[Entries from a visual dataset]
•••

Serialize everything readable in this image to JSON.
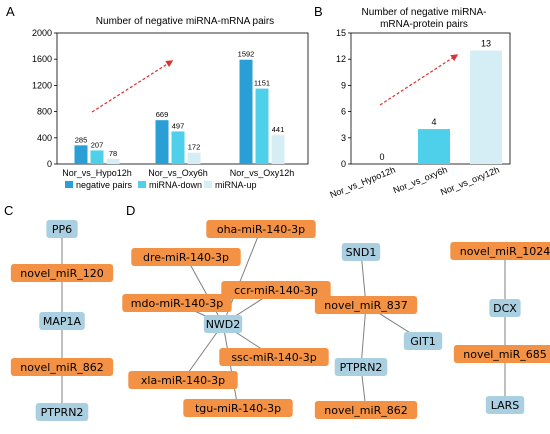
{
  "panels": {
    "a": "A",
    "b": "B",
    "c": "C",
    "d": "D"
  },
  "chart_data": [
    {
      "type": "bar",
      "title": "Number of negative miRNA-mRNA pairs",
      "categories": [
        "Nor_vs_Hypo12h",
        "Nor_vs_Oxy6h",
        "Nor_vs_Oxy12h"
      ],
      "yticks": [
        0,
        400,
        800,
        1200,
        1600,
        2000
      ],
      "ylim": [
        0,
        2000
      ],
      "series": [
        {
          "name": "negative pairs",
          "values": [
            285,
            669,
            1592
          ],
          "color": "#2a9fd6"
        },
        {
          "name": "miRNA-down",
          "values": [
            207,
            497,
            1151
          ],
          "color": "#4fd0ea"
        },
        {
          "name": "miRNA-up",
          "values": [
            78,
            172,
            441
          ],
          "color": "#d5edf5"
        }
      ],
      "legend": "bottom",
      "annotation": "trend-arrow"
    },
    {
      "type": "bar",
      "title_lines": [
        "Number of negative miRNA-",
        "mRNA-protein pairs"
      ],
      "categories": [
        "Nor_vs_Hypo12h",
        "Nor_vs_oxy6h",
        "Nor_vs_oxy12h"
      ],
      "values": [
        0,
        4,
        13
      ],
      "colors": [
        "#2a9fd6",
        "#4fd0ea",
        "#d5edf5"
      ],
      "yticks": [
        0,
        3,
        6,
        9,
        12,
        15
      ],
      "ylim": [
        0,
        15
      ],
      "annotation": "trend-arrow"
    }
  ],
  "network": {
    "colors": {
      "mrna": "#a9cfe0",
      "mirna": "#f39244",
      "edge": "#7f7f7f"
    },
    "c": {
      "nodes": [
        {
          "id": "PP6",
          "label": "PP6",
          "type": "mrna"
        },
        {
          "id": "c120",
          "label": "novel_miR_120",
          "type": "mirna"
        },
        {
          "id": "MAP1A",
          "label": "MAP1A",
          "type": "mrna"
        },
        {
          "id": "c862",
          "label": "novel_miR_862",
          "type": "mirna"
        },
        {
          "id": "PTPRN2c",
          "label": "PTPRN2",
          "type": "mrna"
        }
      ],
      "edges": [
        [
          "PP6",
          "c120"
        ],
        [
          "c120",
          "MAP1A"
        ],
        [
          "MAP1A",
          "c862"
        ],
        [
          "c862",
          "PTPRN2c"
        ]
      ]
    },
    "d": {
      "nodes": [
        {
          "id": "NWD2",
          "label": "NWD2",
          "type": "mrna"
        },
        {
          "id": "oha",
          "label": "oha-miR-140-3p",
          "type": "mirna"
        },
        {
          "id": "dre",
          "label": "dre-miR-140-3p",
          "type": "mirna"
        },
        {
          "id": "ccr",
          "label": "ccr-miR-140-3p",
          "type": "mirna"
        },
        {
          "id": "mdo",
          "label": "mdo-miR-140-3p",
          "type": "mirna"
        },
        {
          "id": "ssc",
          "label": "ssc-miR-140-3p",
          "type": "mirna"
        },
        {
          "id": "xla",
          "label": "xla-miR-140-3p",
          "type": "mirna"
        },
        {
          "id": "tgu",
          "label": "tgu-miR-140-3p",
          "type": "mirna"
        },
        {
          "id": "SND1",
          "label": "SND1",
          "type": "mrna"
        },
        {
          "id": "d837",
          "label": "novel_miR_837",
          "type": "mirna"
        },
        {
          "id": "GIT1",
          "label": "GIT1",
          "type": "mrna"
        },
        {
          "id": "PTPRN2d",
          "label": "PTPRN2",
          "type": "mrna"
        },
        {
          "id": "d862",
          "label": "novel_miR_862",
          "type": "mirna"
        },
        {
          "id": "d1024",
          "label": "novel_miR_1024",
          "type": "mirna"
        },
        {
          "id": "DCX",
          "label": "DCX",
          "type": "mrna"
        },
        {
          "id": "d685",
          "label": "novel_miR_685",
          "type": "mirna"
        },
        {
          "id": "LARS",
          "label": "LARS",
          "type": "mrna"
        }
      ],
      "edges": [
        [
          "NWD2",
          "oha"
        ],
        [
          "NWD2",
          "dre"
        ],
        [
          "NWD2",
          "ccr"
        ],
        [
          "NWD2",
          "mdo"
        ],
        [
          "NWD2",
          "ssc"
        ],
        [
          "NWD2",
          "xla"
        ],
        [
          "NWD2",
          "tgu"
        ],
        [
          "SND1",
          "d837"
        ],
        [
          "d837",
          "GIT1"
        ],
        [
          "d837",
          "PTPRN2d"
        ],
        [
          "PTPRN2d",
          "d862"
        ],
        [
          "d1024",
          "DCX"
        ],
        [
          "DCX",
          "d685"
        ],
        [
          "d685",
          "LARS"
        ]
      ]
    }
  }
}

•••

> **WORK REQUEST**
Each record is to be copied word for word, with no images carried over.

> **RESPONSE TO THE EXERCISE**
Serialize everything readable in this image to JSON.
{
  "panels": {
    "a": "A",
    "b": "B",
    "c": "C",
    "d": "D"
  },
  "chart_data": [
    {
      "type": "bar",
      "title": "Number of negative miRNA-mRNA pairs",
      "categories": [
        "Nor_vs_Hypo12h",
        "Nor_vs_Oxy6h",
        "Nor_vs_Oxy12h"
      ],
      "yticks": [
        0,
        400,
        800,
        1200,
        1600,
        2000
      ],
      "ylim": [
        0,
        2000
      ],
      "series": [
        {
          "name": "negative pairs",
          "values": [
            285,
            669,
            1592
          ],
          "color": "#2a9fd6"
        },
        {
          "name": "miRNA-down",
          "values": [
            207,
            497,
            1151
          ],
          "color": "#4fd0ea"
        },
        {
          "name": "miRNA-up",
          "values": [
            78,
            172,
            441
          ],
          "color": "#d5edf5"
        }
      ],
      "legend": "bottom",
      "annotation": "trend-arrow"
    },
    {
      "type": "bar",
      "title_lines": [
        "Number of negative miRNA-",
        "mRNA-protein pairs"
      ],
      "categories": [
        "Nor_vs_Hypo12h",
        "Nor_vs_oxy6h",
        "Nor_vs_oxy12h"
      ],
      "values": [
        0,
        4,
        13
      ],
      "colors": [
        "#2a9fd6",
        "#4fd0ea",
        "#d5edf5"
      ],
      "yticks": [
        0,
        3,
        6,
        9,
        12,
        15
      ],
      "ylim": [
        0,
        15
      ],
      "annotation": "trend-arrow"
    }
  ],
  "network": {
    "colors": {
      "mrna": "#a9cfe0",
      "mirna": "#f39244",
      "edge": "#7f7f7f"
    },
    "c": {
      "nodes": [
        {
          "id": "PP6",
          "label": "PP6",
          "type": "mrna"
        },
        {
          "id": "c120",
          "label": "novel_miR_120",
          "type": "mirna"
        },
        {
          "id": "MAP1A",
          "label": "MAP1A",
          "type": "mrna"
        },
        {
          "id": "c862",
          "label": "novel_miR_862",
          "type": "mirna"
        },
        {
          "id": "PTPRN2c",
          "label": "PTPRN2",
          "type": "mrna"
        }
      ],
      "edges": [
        [
          "PP6",
          "c120"
        ],
        [
          "c120",
          "MAP1A"
        ],
        [
          "MAP1A",
          "c862"
        ],
        [
          "c862",
          "PTPRN2c"
        ]
      ]
    },
    "d": {
      "nodes": [
        {
          "id": "NWD2",
          "label": "NWD2",
          "type": "mrna"
        },
        {
          "id": "oha",
          "label": "oha-miR-140-3p",
          "type": "mirna"
        },
        {
          "id": "dre",
          "label": "dre-miR-140-3p",
          "type": "mirna"
        },
        {
          "id": "ccr",
          "label": "ccr-miR-140-3p",
          "type": "mirna"
        },
        {
          "id": "mdo",
          "label": "mdo-miR-140-3p",
          "type": "mirna"
        },
        {
          "id": "ssc",
          "label": "ssc-miR-140-3p",
          "type": "mirna"
        },
        {
          "id": "xla",
          "label": "xla-miR-140-3p",
          "type": "mirna"
        },
        {
          "id": "tgu",
          "label": "tgu-miR-140-3p",
          "type": "mirna"
        },
        {
          "id": "SND1",
          "label": "SND1",
          "type": "mrna"
        },
        {
          "id": "d837",
          "label": "novel_miR_837",
          "type": "mirna"
        },
        {
          "id": "GIT1",
          "label": "GIT1",
          "type": "mrna"
        },
        {
          "id": "PTPRN2d",
          "label": "PTPRN2",
          "type": "mrna"
        },
        {
          "id": "d862",
          "label": "novel_miR_862",
          "type": "mirna"
        },
        {
          "id": "d1024",
          "label": "novel_miR_1024",
          "type": "mirna"
        },
        {
          "id": "DCX",
          "label": "DCX",
          "type": "mrna"
        },
        {
          "id": "d685",
          "label": "novel_miR_685",
          "type": "mirna"
        },
        {
          "id": "LARS",
          "label": "LARS",
          "type": "mrna"
        }
      ],
      "edges": [
        [
          "NWD2",
          "oha"
        ],
        [
          "NWD2",
          "dre"
        ],
        [
          "NWD2",
          "ccr"
        ],
        [
          "NWD2",
          "mdo"
        ],
        [
          "NWD2",
          "ssc"
        ],
        [
          "NWD2",
          "xla"
        ],
        [
          "NWD2",
          "tgu"
        ],
        [
          "SND1",
          "d837"
        ],
        [
          "d837",
          "GIT1"
        ],
        [
          "d837",
          "PTPRN2d"
        ],
        [
          "PTPRN2d",
          "d862"
        ],
        [
          "d1024",
          "DCX"
        ],
        [
          "DCX",
          "d685"
        ],
        [
          "d685",
          "LARS"
        ]
      ]
    }
  }
}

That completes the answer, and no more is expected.